## BEGIN Given passage

In concert with Qubitekk, L3Harris and the U.S. Air Force Research Laboratory (AFRL), FAU is entrusted by the U.S. Office of the Secretary of Defense to lead America’s efforts to deliver the first drone-based, mobile quantum network to seamlessly maneuver around buildings, inclement weather and terrain, and quickly adapt to changing environments such as warfare.

The network includes a ground station, drones, lasers and fiber optics to share quantum-secured information. Today’s telecommunication networks use fiber optics, connected by laser beams from the ground and between planes and satellites — called fiber and free space optical networks. Drones are used to save lives, secure infrastructure, help the environment and thwart hostile military advances.

“The combination of quantum communication and unmanned aerial systems or UAS in this project represents an important advance in the Air Force’s efforts to create fieldable quantum systems for the warfighter,” said A. Matthew Smith, Ph.D., a senior research physicist at the AFRL Information Directorate. “Additionally, the potential of secure communication from a portable quantum communication UAS in contested environments represents important future capabilities for the Air Force.”

At the helm of this project is FAU’s Warner L. Miller, Ph.D., a professor of physics in the Charles E. Schmidt College of Science and a retired lieutenant colonel, U.S. Air Force, who served honorably for 28 years and received a Meritorious Service Medal with Oak Leaf Cluster.

“In war, for example, these drones would provide one-time crypto-keys to exchange critical information, which spies and enemies would not be able to intercept,” Miller said. “Quantum protects our information using the laws of nature and not just by a clever manmade code. One of our collaborators aptly stated, ‘whoever wins the quantum race will win the war.’”

## END Given passage
## BEGIN Records supplied

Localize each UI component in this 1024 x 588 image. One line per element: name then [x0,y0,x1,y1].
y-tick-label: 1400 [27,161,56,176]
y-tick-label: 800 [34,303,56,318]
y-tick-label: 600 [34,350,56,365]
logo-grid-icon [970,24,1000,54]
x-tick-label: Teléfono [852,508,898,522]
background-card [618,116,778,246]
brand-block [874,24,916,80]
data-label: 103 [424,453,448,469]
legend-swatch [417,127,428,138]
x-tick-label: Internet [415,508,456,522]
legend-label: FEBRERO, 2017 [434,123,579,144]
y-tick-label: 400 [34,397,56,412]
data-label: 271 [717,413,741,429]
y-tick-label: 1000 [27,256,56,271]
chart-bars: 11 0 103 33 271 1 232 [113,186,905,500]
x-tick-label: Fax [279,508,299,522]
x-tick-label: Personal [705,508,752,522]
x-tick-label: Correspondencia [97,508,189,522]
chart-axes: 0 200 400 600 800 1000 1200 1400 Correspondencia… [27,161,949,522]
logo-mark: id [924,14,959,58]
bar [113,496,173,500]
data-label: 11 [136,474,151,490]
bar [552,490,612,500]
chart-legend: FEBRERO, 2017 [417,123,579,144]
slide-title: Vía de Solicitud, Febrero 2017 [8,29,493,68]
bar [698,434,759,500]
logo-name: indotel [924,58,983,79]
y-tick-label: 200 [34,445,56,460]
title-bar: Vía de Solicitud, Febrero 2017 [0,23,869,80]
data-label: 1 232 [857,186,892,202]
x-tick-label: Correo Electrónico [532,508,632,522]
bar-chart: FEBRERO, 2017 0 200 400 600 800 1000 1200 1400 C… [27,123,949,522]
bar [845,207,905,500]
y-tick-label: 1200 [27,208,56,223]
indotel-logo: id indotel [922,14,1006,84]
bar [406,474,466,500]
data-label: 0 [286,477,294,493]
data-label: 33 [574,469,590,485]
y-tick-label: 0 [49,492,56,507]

## END Records supplied

* [Given instruction 1]:
Translate this sentence from the passage on the drone-based quantum network into Spanish: "The network includes a ground station, drones, lasers and fiber optics to share quantum-secured information."
* [Given instruction 2]:
Resume the passage on the drone-based quantum network, picking up right after its final sentence.

* [Right answer 1]:
La red incluye una estación terrestre, drones, láseres y fibra óptica para compartir información protegida cuánticamente.

* [Right answer 2]:
Along these lines, FAU’s Center for Connected Autonomy and Artificial Intelligence (CCAAI) is developing a new generation of networked, cooperating robots and the nation’s first-of-its-kind testbed platform to connect them using extremely high-speed millimeter wave links.

These high-frequency radio waves (30 to 300 gigahertz), until more recently, were primarily used for remote sensing, radio astronomy, automotive radar and security screening.

Under the leadership of the CCAAI’s director, Dimitris Pados, Ph.D., Schmidt Eminent Scholar Professor in the College of Engineering and Computer Science and a fellow of FAU’s Institute for Sensing and Embedded Network Systems Engineering (I-SENSE), researchers are developing new multi-agent learning algorithms executed over the networked robots, as well as protocols for networked robotic team operation.

Because data is the fuel to train and operate AI systems, the researchers also are evaluating data quality. To train the robots, they are using curated data sets developed under a project funded by the U.S. Air Force Office of Scientific Research, which is aimed at evaluating data quality and suppressing faulty entries. They also are working to stop saboteurs’ attempts to inject faulty data to mislead autonomous systems by carrying out real-time operational data monitoring.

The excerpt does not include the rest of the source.